Select every line holding the word "this" and copy it.

[DATA]:

----------------

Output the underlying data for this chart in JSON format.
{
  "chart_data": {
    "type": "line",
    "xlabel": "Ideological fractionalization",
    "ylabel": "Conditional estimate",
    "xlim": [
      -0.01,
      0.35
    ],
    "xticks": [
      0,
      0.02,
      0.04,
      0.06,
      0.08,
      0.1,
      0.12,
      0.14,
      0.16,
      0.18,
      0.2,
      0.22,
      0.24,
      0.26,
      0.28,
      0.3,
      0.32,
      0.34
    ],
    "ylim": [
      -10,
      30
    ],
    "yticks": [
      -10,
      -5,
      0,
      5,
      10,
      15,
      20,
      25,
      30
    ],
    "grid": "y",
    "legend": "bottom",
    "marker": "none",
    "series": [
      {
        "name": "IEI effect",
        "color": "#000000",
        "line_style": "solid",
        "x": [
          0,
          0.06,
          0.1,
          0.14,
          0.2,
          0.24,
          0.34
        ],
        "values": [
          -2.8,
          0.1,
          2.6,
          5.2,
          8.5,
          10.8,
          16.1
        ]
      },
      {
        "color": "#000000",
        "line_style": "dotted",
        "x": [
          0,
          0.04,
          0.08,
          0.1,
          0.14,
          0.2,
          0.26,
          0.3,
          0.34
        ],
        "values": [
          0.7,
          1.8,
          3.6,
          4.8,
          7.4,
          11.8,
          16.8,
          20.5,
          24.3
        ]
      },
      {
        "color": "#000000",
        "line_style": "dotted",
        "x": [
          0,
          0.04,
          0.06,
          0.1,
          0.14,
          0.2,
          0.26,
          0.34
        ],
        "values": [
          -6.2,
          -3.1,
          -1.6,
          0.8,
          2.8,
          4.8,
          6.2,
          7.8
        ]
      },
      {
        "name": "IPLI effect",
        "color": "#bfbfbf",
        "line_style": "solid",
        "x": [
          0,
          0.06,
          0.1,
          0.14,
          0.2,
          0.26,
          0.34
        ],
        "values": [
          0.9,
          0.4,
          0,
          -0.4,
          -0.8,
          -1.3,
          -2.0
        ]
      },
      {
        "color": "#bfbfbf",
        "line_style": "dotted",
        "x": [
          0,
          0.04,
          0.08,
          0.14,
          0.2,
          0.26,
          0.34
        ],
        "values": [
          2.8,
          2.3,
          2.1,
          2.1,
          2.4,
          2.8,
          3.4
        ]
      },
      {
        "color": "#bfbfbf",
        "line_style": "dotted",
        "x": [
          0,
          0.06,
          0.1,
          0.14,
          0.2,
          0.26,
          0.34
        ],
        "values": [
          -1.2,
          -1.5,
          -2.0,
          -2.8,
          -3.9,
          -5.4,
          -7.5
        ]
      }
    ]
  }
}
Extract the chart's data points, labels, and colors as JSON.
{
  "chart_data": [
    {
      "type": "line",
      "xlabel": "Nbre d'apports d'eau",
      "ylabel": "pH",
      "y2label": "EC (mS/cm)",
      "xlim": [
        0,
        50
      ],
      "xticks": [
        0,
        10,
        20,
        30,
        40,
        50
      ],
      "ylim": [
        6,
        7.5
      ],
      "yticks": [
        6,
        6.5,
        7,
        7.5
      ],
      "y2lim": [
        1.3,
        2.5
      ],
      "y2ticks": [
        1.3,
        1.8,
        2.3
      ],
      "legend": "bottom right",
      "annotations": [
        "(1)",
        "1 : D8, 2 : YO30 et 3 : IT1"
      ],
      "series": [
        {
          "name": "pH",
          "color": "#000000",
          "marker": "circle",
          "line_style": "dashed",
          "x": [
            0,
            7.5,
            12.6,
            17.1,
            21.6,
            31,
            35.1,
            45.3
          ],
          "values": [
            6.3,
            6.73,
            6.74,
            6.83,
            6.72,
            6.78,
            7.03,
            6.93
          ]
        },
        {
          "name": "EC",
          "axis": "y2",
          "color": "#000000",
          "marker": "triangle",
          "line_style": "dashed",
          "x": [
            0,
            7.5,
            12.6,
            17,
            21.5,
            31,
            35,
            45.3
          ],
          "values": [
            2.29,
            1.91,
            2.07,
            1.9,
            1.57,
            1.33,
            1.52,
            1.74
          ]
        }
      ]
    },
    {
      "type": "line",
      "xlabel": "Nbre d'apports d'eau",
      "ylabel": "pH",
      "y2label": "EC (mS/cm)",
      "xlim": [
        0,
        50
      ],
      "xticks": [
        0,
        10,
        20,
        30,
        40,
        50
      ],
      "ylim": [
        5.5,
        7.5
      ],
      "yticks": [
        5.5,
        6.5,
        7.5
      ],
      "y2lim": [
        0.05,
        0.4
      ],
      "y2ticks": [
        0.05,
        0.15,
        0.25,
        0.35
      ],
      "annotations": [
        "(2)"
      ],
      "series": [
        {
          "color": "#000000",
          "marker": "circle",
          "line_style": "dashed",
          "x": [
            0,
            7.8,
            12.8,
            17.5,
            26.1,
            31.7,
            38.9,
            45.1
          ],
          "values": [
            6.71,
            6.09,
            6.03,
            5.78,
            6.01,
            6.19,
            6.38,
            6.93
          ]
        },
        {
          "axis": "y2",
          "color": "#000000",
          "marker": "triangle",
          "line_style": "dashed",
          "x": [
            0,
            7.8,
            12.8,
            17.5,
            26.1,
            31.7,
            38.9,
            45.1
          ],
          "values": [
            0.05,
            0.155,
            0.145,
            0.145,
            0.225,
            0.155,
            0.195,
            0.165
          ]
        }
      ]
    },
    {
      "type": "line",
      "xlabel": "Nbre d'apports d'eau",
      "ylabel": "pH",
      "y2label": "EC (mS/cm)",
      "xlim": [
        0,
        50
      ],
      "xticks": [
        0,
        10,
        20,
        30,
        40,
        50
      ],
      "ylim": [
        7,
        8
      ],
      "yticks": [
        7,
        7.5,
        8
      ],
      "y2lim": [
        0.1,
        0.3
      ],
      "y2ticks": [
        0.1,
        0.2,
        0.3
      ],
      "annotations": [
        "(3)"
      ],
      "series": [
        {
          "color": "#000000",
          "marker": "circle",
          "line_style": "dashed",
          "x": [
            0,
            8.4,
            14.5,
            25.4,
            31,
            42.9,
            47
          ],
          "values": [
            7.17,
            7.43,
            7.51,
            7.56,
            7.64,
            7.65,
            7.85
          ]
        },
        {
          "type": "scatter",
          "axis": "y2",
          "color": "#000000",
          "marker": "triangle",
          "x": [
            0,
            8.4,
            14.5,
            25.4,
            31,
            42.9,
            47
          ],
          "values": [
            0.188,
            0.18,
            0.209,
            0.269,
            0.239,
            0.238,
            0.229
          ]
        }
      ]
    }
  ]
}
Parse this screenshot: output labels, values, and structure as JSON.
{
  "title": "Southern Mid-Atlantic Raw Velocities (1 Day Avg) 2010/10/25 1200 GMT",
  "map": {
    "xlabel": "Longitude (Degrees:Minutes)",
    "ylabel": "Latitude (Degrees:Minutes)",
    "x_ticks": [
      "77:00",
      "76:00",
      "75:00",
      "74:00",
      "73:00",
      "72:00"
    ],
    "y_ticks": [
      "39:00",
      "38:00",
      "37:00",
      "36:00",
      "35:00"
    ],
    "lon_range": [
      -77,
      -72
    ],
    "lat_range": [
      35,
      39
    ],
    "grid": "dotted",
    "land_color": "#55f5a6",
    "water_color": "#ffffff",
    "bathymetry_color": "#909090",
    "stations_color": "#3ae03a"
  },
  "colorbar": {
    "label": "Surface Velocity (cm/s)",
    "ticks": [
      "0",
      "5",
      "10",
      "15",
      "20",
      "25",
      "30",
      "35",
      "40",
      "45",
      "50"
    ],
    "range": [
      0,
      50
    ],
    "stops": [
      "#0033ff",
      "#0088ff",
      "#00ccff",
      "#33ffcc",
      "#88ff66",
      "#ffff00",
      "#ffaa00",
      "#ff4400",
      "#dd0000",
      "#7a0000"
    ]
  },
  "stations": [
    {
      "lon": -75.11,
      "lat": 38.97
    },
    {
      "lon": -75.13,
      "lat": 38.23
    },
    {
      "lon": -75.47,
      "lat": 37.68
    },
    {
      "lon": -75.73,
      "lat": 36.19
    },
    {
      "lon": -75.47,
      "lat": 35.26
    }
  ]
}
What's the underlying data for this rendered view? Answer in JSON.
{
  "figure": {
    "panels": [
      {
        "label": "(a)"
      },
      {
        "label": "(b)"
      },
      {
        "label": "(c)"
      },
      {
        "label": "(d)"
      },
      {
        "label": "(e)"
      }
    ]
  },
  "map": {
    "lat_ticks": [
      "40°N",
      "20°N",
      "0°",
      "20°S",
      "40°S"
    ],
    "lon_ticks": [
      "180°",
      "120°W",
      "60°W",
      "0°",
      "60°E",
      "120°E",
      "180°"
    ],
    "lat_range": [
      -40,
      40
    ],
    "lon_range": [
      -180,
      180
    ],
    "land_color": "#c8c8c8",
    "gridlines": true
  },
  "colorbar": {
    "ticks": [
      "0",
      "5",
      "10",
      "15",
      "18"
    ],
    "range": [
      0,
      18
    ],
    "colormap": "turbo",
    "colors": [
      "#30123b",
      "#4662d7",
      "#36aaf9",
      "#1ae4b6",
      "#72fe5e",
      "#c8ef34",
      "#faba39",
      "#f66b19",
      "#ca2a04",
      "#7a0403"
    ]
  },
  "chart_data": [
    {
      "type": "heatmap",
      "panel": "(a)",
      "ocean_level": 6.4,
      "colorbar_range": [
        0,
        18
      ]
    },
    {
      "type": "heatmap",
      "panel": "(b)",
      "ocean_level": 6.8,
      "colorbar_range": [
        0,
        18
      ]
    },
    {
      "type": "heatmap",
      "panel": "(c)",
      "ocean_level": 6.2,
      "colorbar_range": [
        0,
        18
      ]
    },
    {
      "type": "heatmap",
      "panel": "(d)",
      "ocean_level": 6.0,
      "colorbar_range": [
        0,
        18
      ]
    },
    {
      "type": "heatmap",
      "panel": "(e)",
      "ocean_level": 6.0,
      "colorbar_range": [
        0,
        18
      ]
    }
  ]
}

----------------

[REPLY]:
Output the underlying data for this chart in JSON format.
Parse this screenshot: output labels, values, and structure as JSON.
What's the underlying data for this rendered view? Answer in JSON.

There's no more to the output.